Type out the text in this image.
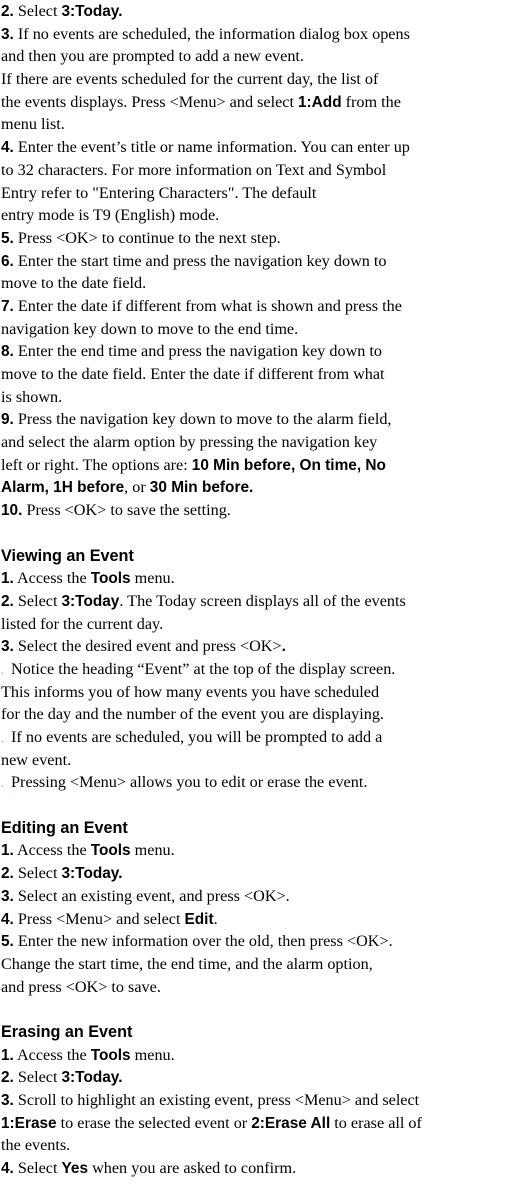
2. Select 3:Today.
3. If no events are scheduled, the information dialog box opens
and then you are prompted to add a new event.
If there are events scheduled for the current day, the list of
the events displays. Press <Menu> and select 1:Add from the
menu list.
4. Enter the event’s title or name information. You can enter up
to 32 characters. For more information on Text and Symbol
Entry refer to "Entering Characters". The default
entry mode is T9 (English) mode.
5. Press <OK> to continue to the next step.
6. Enter the start time and press the navigation key down to
move to the date field.
7. Enter the date if different from what is shown and press the
navigation key down to move to the end time.
8. Enter the end time and press the navigation key down to
move to the date field. Enter the date if different from what
is shown.
9. Press the navigation key down to move to the alarm field,
and select the alarm option by pressing the navigation key
left or right. The options are: 10 Min before, On time, No
Alarm, 1H before, or 30 Min before.
10. Press <OK> to save the setting.
Viewing an Event
1. Access the Tools menu.
2. Select 3:Today. The Today screen displays all of the events
listed for the current day.
3. Select the desired event and press <OK>.
. Notice the heading “Event” at the top of the display screen.
This informs you of how many events you have scheduled
for the day and the number of the event you are displaying.
. If no events are scheduled, you will be prompted to add a
new event.
. Pressing <Menu> allows you to edit or erase the event.
Editing an Event
1. Access the Tools menu.
2. Select 3:Today.
3. Select an existing event, and press <OK>.
4. Press <Menu> and select Edit.
5. Enter the new information over the old, then press <OK>.
Change the start time, the end time, and the alarm option,
and press <OK> to save.
Erasing an Event
1. Access the Tools menu.
2. Select 3:Today.
3. Scroll to highlight an existing event, press <Menu> and select
1:Erase to erase the selected event or 2:Erase All to erase all of
the events.
4. Select Yes when you are asked to confirm.
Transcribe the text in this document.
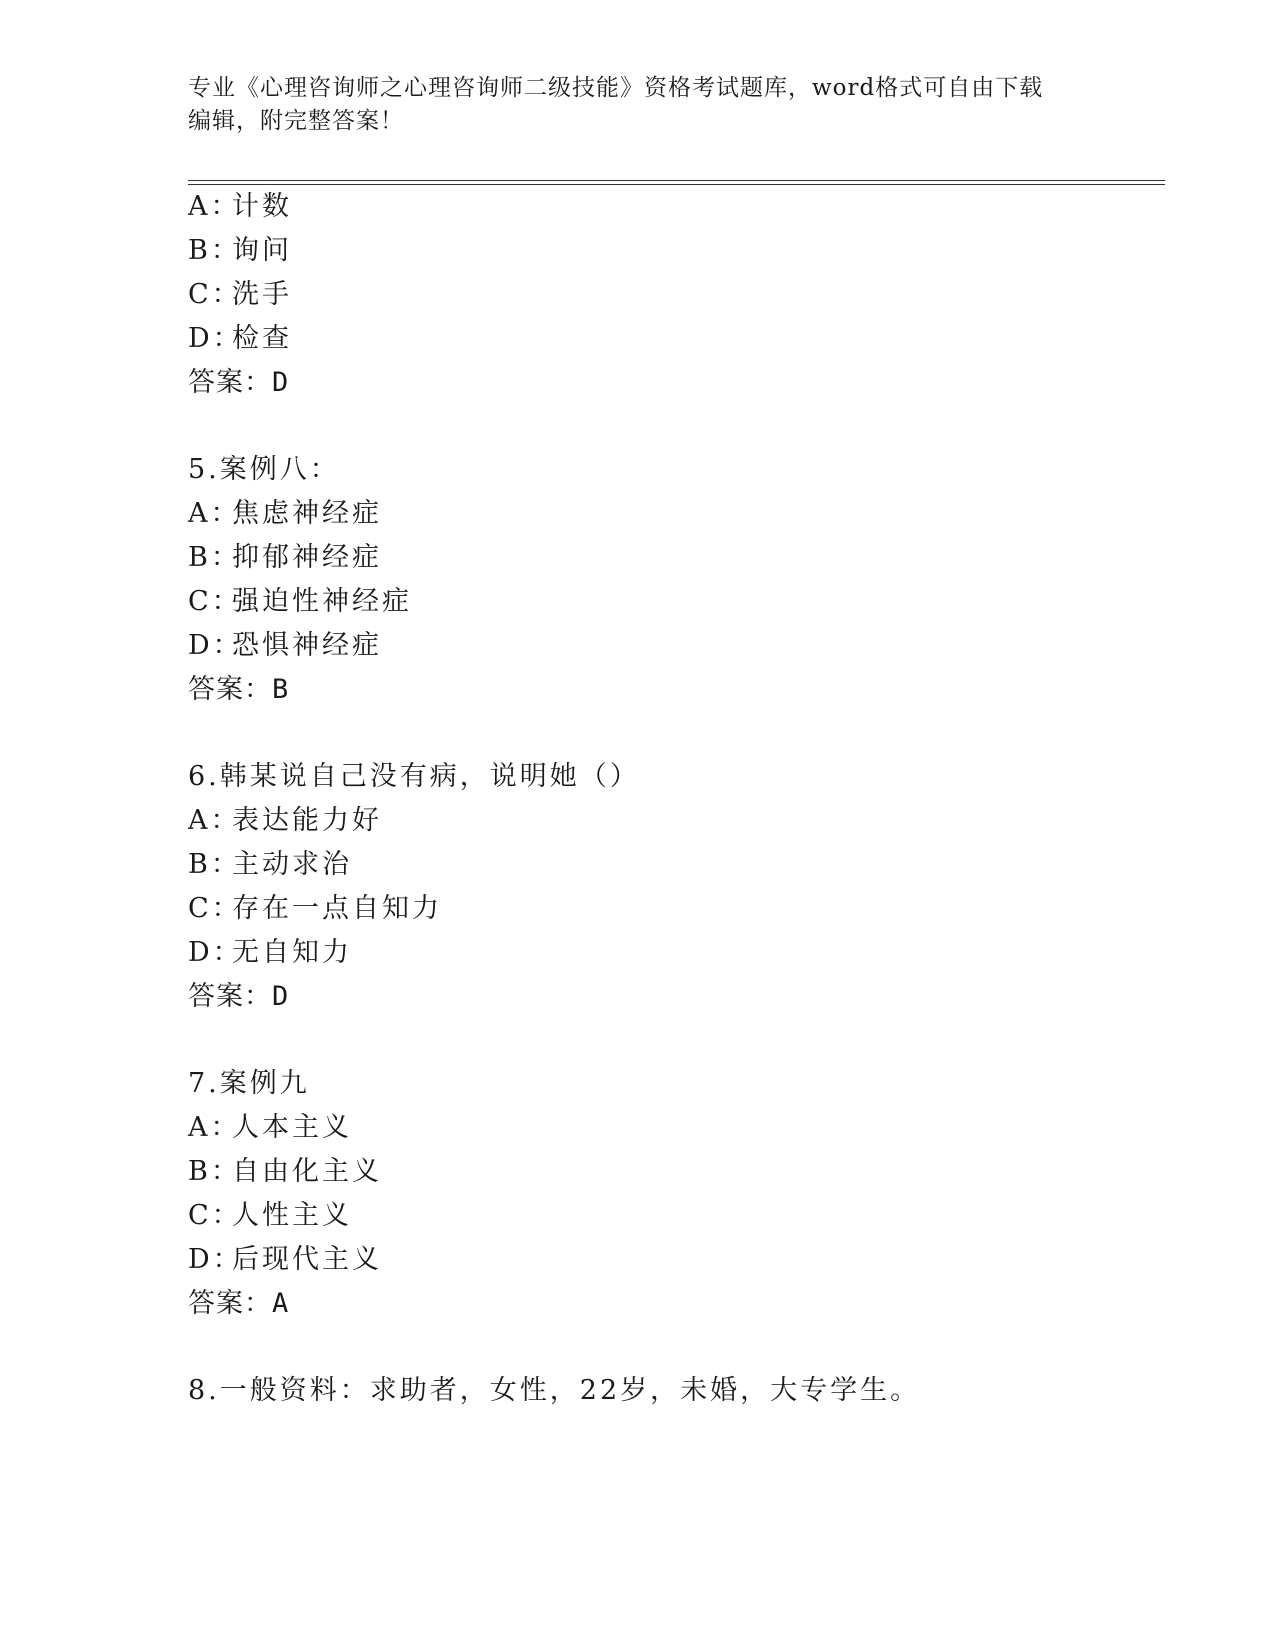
专业《心理咨询师之心理咨询师二级技能》资格考试题库，word格式可自由下载
编辑，附完整答案！
A：计数
B：询问
C：洗手
D：检查
答案：D
5.案例八：
A：焦虑神经症
B：抑郁神经症
C：强迫性神经症
D：恐惧神经症
答案：B
6.韩某说自己没有病，说明她（）
A：表达能力好
B：主动求治
C：存在一点自知力
D：无自知力
答案：D
7.案例九
A：人本主义
B：自由化主义
C：人性主义
D：后现代主义
答案：A
8.一般资料：求助者，女性，22岁，未婚，大专学生。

┄┄┄┄┄┄

(Given task) Starting at the line that holds "Transcribe the text in this document.", repeat every line through the end of the listing exactly as written, skipping any picture.

(Worked answer)
Transcribe the text in this document.
专业《心理咨询师之心理咨询师二级技能》资格考试题库，word格式可自由下载
编辑，附完整答案！
A：计数
B：询问
C：洗手
D：检查
答案：D
5.案例八：
A：焦虑神经症
B：抑郁神经症
C：强迫性神经症
D：恐惧神经症
答案：B
6.韩某说自己没有病，说明她（）
A：表达能力好
B：主动求治
C：存在一点自知力
D：无自知力
答案：D
7.案例九
A：人本主义
B：自由化主义
C：人性主义
D：后现代主义
答案：A
8.一般资料：求助者，女性，22岁，未婚，大专学生。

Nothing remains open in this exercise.